Saved data entries
'''

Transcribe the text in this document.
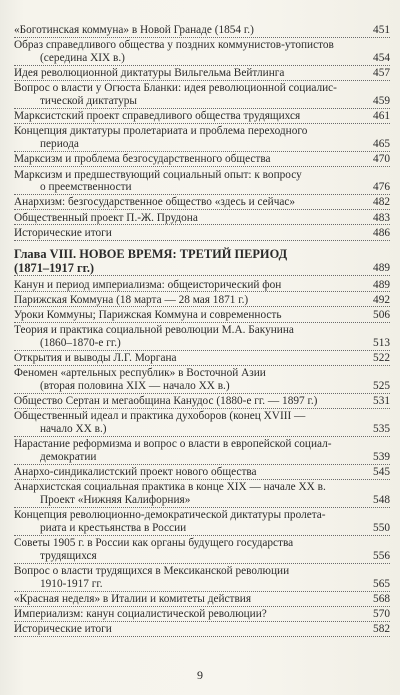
«Боготинская коммуна» в Новой Гранаде (1854 г.)	451
Образ справедливого общества у поздних коммунистов-утопистов
(середина XIX в.)	454
Идея революционной диктатуры Вильгельма Вейтлинга	457
Вопрос о власти у Огюста Бланки: идея революционной социалис-
тической диктатуры	459
Марксистский проект справедливого общества трудящихся	461
Концепция диктатуры пролетариата и проблема переходного
периода	465
Марксизм и проблема безгосударственного общества	470
Марксизм и предшествующий социальный опыт: к вопросу
о преемственности	476
Анархизм: безгосударственное общество «здесь и сейчас»	482
Общественный проект П.-Ж. Прудона	483
Исторические итоги	486
Глава VIII. НОВОЕ ВРЕМЯ: ТРЕТИЙ ПЕРИОД
(1871–1917 гг.)	489
Канун и период империализма: общеисторический фон	489
Парижская Коммуна (18 марта — 28 мая 1871 г.)	492
Уроки Коммуны; Парижская Коммуна и современность	506
Теория и практика социальной революции М.А. Бакунина
(1860–1870-е гг.)	513
Открытия и выводы Л.Г. Моргана	522
Феномен «артельных республик» в Восточной Азии
(вторая половина XIX — начало XX в.)	525
Общество Сертан и мегаобщина Канудос (1880-е гг. — 1897 г.)	531
Общественный идеал и практика духоборов (конец XVIII —
начало XX в.)	535
Нарастание реформизма и вопрос о власти в европейской социал-
демократии	539
Анархо-синдикалистский проект нового общества	545
Анархистская социальная практика в конце XIX — начале XX в.
Проект «Нижняя Калифорния»	548
Концепция революционно-демократической диктатуры пролета-
риата и крестьянства в России	550
Советы 1905 г. в России как органы будущего государства
трудящихся	556
Вопрос о власти трудящихся в Мексиканской революции
1910-1917 гг.	565
«Красная неделя» в Италии и комитеты действия	568
Империализм: канун социалистической революции?	570
Исторические итоги	582
9
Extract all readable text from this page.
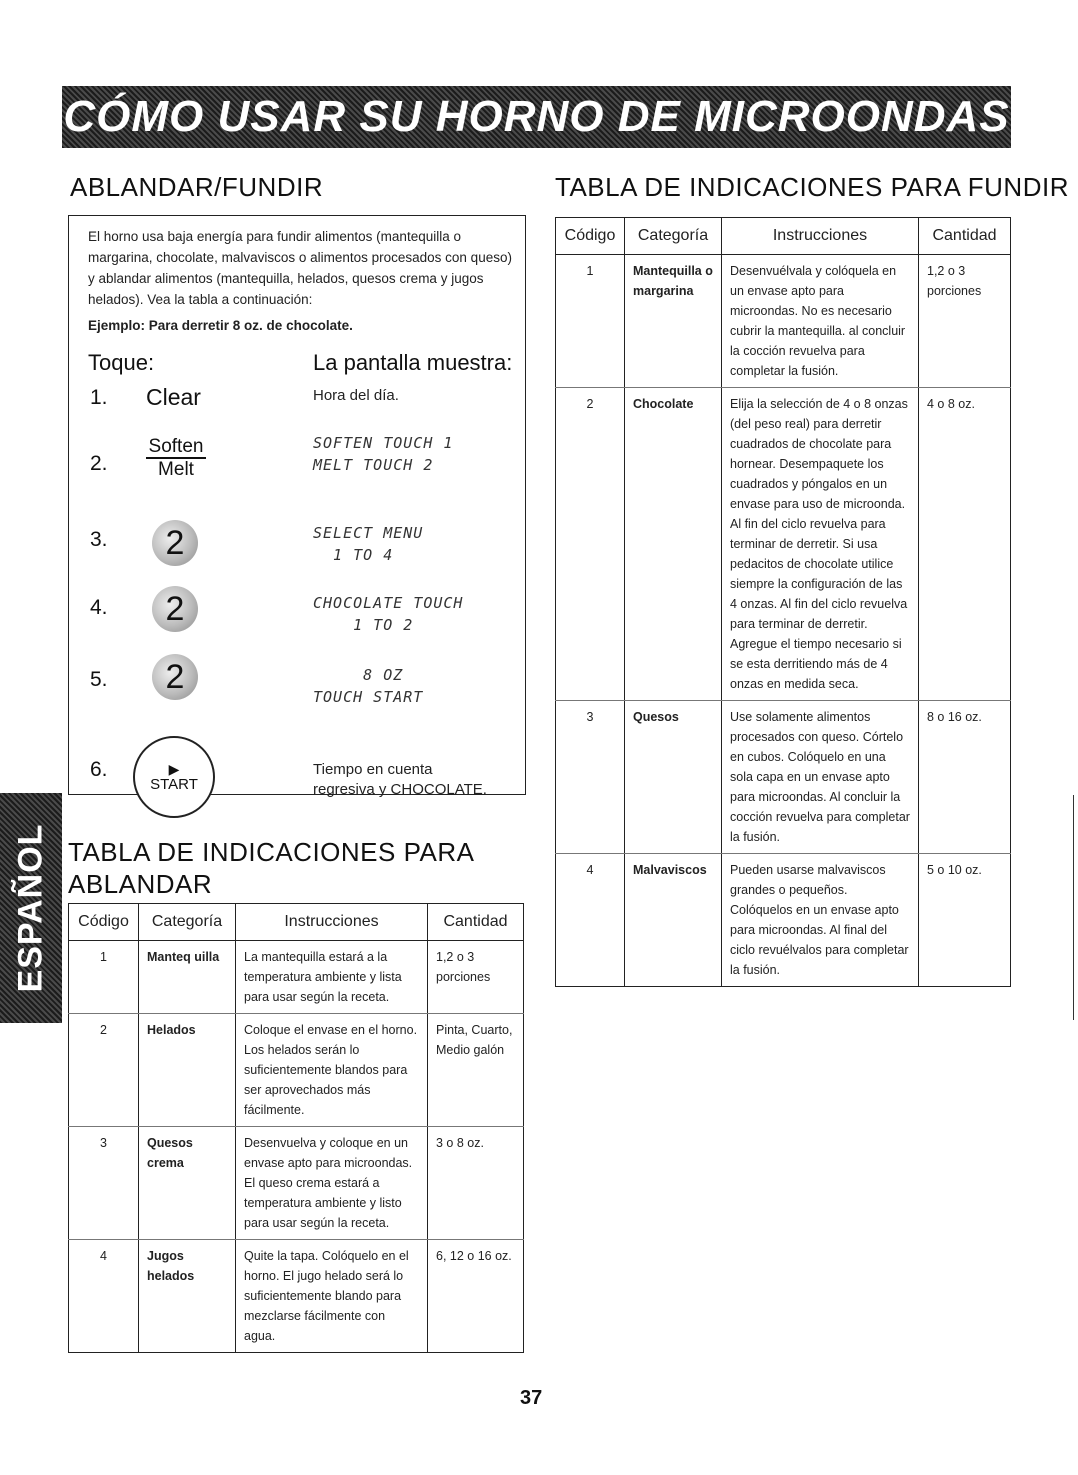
CÓMO USAR SU HORNO DE MICROONDAS
ESPAÑOL
ABLANDAR/FUNDIR
El horno usa baja energía para fundir alimentos (mantequilla o margarina, chocolate, malvaviscos o alimentos procesados con queso) y ablandar alimentos (mantequilla, helados, quesos crema y jugos helados). Vea la tabla a continuación:
Ejemplo: Para derretir 8 oz. de chocolate.
Toque:	La pantalla muestra:
1. Clear	Hora del día.
2.
Soften
Melt
SOFTEN TOUCH 1
MELT TOUCH 2
3.	2	SELECT MENU
1 TO 4
4.	2	CHOCOLATE TOUCH
1 TO 2
5.	2	8 OZ
TOUCH START
6.	▶
START
Tiempo en cuenta
regresiva y CHOCOLATE.
TABLA DE INDICACIONES PARA
ABLANDAR
Código	Categoría	Instrucciones	Cantidad
1	Manteq uilla	La mantequilla estará a la temperatura ambiente y lista para usar según la receta.	1,2 o 3 porciones
2	Helados	Coloque el envase en el horno. Los helados serán lo suficientemente blandos para ser aprovechados más fácilmente.	Pinta, Cuarto, Medio galón
3	Quesos crema	Desenvuelva y coloque en un envase apto para microondas. El queso crema estará a temperatura ambiente y listo para usar según la receta.	3 o 8 oz.
4	Jugos helados	Quite la tapa. Colóquelo en el horno. El jugo helado será lo suficientemente blando para mezclarse fácilmente con agua.	6, 12 o 16 oz.
TABLA DE INDICACIONES PARA FUNDIR
Código	Categoría	Instrucciones	Cantidad
1	Mantequilla o margarina	Desenvuélvala y colóquela en un envase apto para microondas. No es necesario cubrir la mantequilla. al concluir la cocción revuelva para completar la fusión.	1,2 o 3 porciones
2	Chocolate	Elija la selección de 4 o 8 onzas (del peso real) para derretir cuadrados de chocolate para hornear. Desempaquete los cuadrados y póngalos en un envase para uso de microonda. Al fin del ciclo revuelva para terminar de derretir. Si usa pedacitos de chocolate utilice siempre la configuración de las 4 onzas. Al fin del ciclo revuelva para terminar de derretir. Agregue el tiempo necesario si se esta derritiendo más de 4 onzas en medida seca.	4 o 8 oz.
3	Quesos	Use solamente alimentos procesados con queso. Córtelo en cubos. Colóquelo en una sola capa en un envase apto para microondas. Al concluir la cocción revuelva para completar la fusión.	8 o 16 oz.
4	Malvaviscos	Pueden usarse malvaviscos grandes o pequeños. Colóquelos en un envase apto para microondas. Al final del ciclo revuélvalos para completar la fusión.	5 o 10 oz.
37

'''

- GIVEN TASK -
Check each line of the records above for the string "según", and report every line that has it.

- FINAL RESULT -
1	Manteq uilla	La mantequilla estará a la temperatura ambiente y lista para usar según la receta.	1,2 o 3 porciones
3	Quesos crema	Desenvuelva y coloque en un envase apto para microondas. El queso crema estará a temperatura ambiente y listo para usar según la receta.	3 o 8 oz.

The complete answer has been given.